[Dataset listings of figures]
>>>

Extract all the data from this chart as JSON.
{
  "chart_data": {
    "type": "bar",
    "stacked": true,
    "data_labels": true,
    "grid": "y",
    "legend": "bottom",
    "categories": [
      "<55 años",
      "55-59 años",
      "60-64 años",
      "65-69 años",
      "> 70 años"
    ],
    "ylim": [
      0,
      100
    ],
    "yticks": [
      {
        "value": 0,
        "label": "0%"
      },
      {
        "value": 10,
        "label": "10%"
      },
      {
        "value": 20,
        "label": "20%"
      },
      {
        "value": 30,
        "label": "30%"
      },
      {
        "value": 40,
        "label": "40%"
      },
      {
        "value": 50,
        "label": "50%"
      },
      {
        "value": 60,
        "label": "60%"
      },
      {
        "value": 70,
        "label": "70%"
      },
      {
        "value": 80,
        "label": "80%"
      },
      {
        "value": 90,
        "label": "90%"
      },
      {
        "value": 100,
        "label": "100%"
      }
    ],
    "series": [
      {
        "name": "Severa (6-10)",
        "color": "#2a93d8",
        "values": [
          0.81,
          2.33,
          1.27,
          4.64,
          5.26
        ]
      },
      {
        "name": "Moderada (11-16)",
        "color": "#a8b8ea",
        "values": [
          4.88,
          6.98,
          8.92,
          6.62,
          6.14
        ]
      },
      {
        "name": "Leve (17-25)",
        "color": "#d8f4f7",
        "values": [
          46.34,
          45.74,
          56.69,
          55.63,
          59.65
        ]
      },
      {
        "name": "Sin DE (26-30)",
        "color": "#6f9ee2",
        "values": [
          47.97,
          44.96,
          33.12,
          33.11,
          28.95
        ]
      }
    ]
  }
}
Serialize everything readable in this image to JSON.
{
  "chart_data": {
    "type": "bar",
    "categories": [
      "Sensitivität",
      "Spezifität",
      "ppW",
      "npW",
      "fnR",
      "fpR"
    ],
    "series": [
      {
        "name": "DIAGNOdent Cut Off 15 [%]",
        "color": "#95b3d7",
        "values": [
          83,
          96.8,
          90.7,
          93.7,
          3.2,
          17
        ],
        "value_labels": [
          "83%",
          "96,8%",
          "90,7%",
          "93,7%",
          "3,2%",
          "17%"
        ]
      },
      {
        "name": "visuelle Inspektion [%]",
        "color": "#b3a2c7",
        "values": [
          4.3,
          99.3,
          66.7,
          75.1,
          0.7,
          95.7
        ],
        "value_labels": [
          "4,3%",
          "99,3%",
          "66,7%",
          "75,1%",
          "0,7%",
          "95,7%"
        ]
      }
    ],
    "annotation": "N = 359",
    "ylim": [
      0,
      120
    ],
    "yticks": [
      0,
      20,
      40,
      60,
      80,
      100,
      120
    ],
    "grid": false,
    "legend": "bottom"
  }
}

<<<

WHAT THE TASK ASKS:
Exactly as written, give again every line from the one containing "Serialize everything readable" through the last line of the material above, and no other lines.

RESULT BELOW:
Serialize everything readable in this image to JSON.
{
  "chart_data": {
    "type": "bar",
    "categories": [
      "Sensitivität",
      "Spezifität",
      "ppW",
      "npW",
      "fnR",
      "fpR"
    ],
    "series": [
      {
        "name": "DIAGNOdent Cut Off 15 [%]",
        "color": "#95b3d7",
        "values": [
          83,
          96.8,
          90.7,
          93.7,
          3.2,
          17
        ],
        "value_labels": [
          "83%",
          "96,8%",
          "90,7%",
          "93,7%",
          "3,2%",
          "17%"
        ]
      },
      {
        "name": "visuelle Inspektion [%]",
        "color": "#b3a2c7",
        "values": [
          4.3,
          99.3,
          66.7,
          75.1,
          0.7,
          95.7
        ],
        "value_labels": [
          "4,3%",
          "99,3%",
          "66,7%",
          "75,1%",
          "0,7%",
          "95,7%"
        ]
      }
    ],
    "annotation": "N = 359",
    "ylim": [
      0,
      120
    ],
    "yticks": [
      0,
      20,
      40,
      60,
      80,
      100,
      120
    ],
    "grid": false,
    "legend": "bottom"
  }
}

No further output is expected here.